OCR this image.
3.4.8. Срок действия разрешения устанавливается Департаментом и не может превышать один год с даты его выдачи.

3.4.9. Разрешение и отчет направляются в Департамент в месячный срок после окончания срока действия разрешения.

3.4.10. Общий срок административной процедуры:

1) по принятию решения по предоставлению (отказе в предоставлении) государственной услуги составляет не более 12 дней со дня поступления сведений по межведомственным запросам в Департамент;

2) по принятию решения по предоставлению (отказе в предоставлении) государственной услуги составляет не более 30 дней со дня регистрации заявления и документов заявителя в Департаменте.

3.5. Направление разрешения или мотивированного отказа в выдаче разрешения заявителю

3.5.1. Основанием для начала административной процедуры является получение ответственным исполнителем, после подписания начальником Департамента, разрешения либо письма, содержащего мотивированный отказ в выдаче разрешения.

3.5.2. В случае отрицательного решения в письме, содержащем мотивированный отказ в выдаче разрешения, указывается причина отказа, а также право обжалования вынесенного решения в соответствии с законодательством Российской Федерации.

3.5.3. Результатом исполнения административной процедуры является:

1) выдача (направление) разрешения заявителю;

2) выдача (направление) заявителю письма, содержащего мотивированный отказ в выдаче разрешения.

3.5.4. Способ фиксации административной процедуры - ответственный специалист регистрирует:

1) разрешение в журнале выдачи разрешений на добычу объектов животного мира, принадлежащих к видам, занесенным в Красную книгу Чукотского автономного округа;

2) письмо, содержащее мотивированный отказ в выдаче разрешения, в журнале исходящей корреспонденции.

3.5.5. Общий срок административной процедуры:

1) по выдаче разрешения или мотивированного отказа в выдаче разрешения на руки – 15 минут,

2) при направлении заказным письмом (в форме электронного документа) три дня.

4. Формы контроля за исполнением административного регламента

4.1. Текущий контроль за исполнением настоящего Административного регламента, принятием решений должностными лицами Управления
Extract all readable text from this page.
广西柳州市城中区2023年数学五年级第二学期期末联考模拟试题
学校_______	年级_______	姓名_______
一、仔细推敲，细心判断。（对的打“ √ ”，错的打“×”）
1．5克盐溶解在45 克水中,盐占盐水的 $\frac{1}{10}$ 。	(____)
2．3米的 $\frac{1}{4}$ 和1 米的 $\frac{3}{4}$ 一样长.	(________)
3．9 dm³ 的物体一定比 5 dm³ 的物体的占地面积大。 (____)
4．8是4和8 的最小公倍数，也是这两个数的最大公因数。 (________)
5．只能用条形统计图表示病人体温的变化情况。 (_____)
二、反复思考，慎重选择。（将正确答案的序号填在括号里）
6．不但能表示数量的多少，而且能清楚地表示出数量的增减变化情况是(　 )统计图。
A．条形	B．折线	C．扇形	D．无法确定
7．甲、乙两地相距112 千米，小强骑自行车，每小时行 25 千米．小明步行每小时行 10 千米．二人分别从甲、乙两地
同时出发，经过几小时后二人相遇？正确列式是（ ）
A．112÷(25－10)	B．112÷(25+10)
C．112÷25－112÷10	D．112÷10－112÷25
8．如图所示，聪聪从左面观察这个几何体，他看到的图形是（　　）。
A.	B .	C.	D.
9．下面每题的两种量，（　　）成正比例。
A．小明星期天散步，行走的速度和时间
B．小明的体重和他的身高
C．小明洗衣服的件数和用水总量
+ + + + + + +
Copy only this span: the line that contains "Extract all readable text from this page.", the last line, and every line between them.

◆ **COMPLETE ANSWER**
Extract all readable text from this page.
广西柳州市城中区2023年数学五年级第二学期期末联考模拟试题
学校_______	年级_______	姓名_______
一、仔细推敲，细心判断。（对的打“ √ ”，错的打“×”）
1．5克盐溶解在45 克水中,盐占盐水的 $\frac{1}{10}$ 。	(____)
2．3米的 $\frac{1}{4}$ 和1 米的 $\frac{3}{4}$ 一样长.	(________)
3．9 dm³ 的物体一定比 5 dm³ 的物体的占地面积大。 (____)
4．8是4和8 的最小公倍数，也是这两个数的最大公因数。 (________)
5．只能用条形统计图表示病人体温的变化情况。 (_____)
二、反复思考，慎重选择。（将正确答案的序号填在括号里）
6．不但能表示数量的多少，而且能清楚地表示出数量的增减变化情况是(　 )统计图。
A．条形	B．折线	C．扇形	D．无法确定
7．甲、乙两地相距112 千米，小强骑自行车，每小时行 25 千米．小明步行每小时行 10 千米．二人分别从甲、乙两地
同时出发，经过几小时后二人相遇？正确列式是（ ）
A．112÷(25－10)	B．112÷(25+10)
C．112÷25－112÷10	D．112÷10－112÷25
8．如图所示，聪聪从左面观察这个几何体，他看到的图形是（　　）。
A.	B .	C.	D.
9．下面每题的两种量，（　　）成正比例。
A．小明星期天散步，行走的速度和时间
B．小明的体重和他的身高
C．小明洗衣服的件数和用水总量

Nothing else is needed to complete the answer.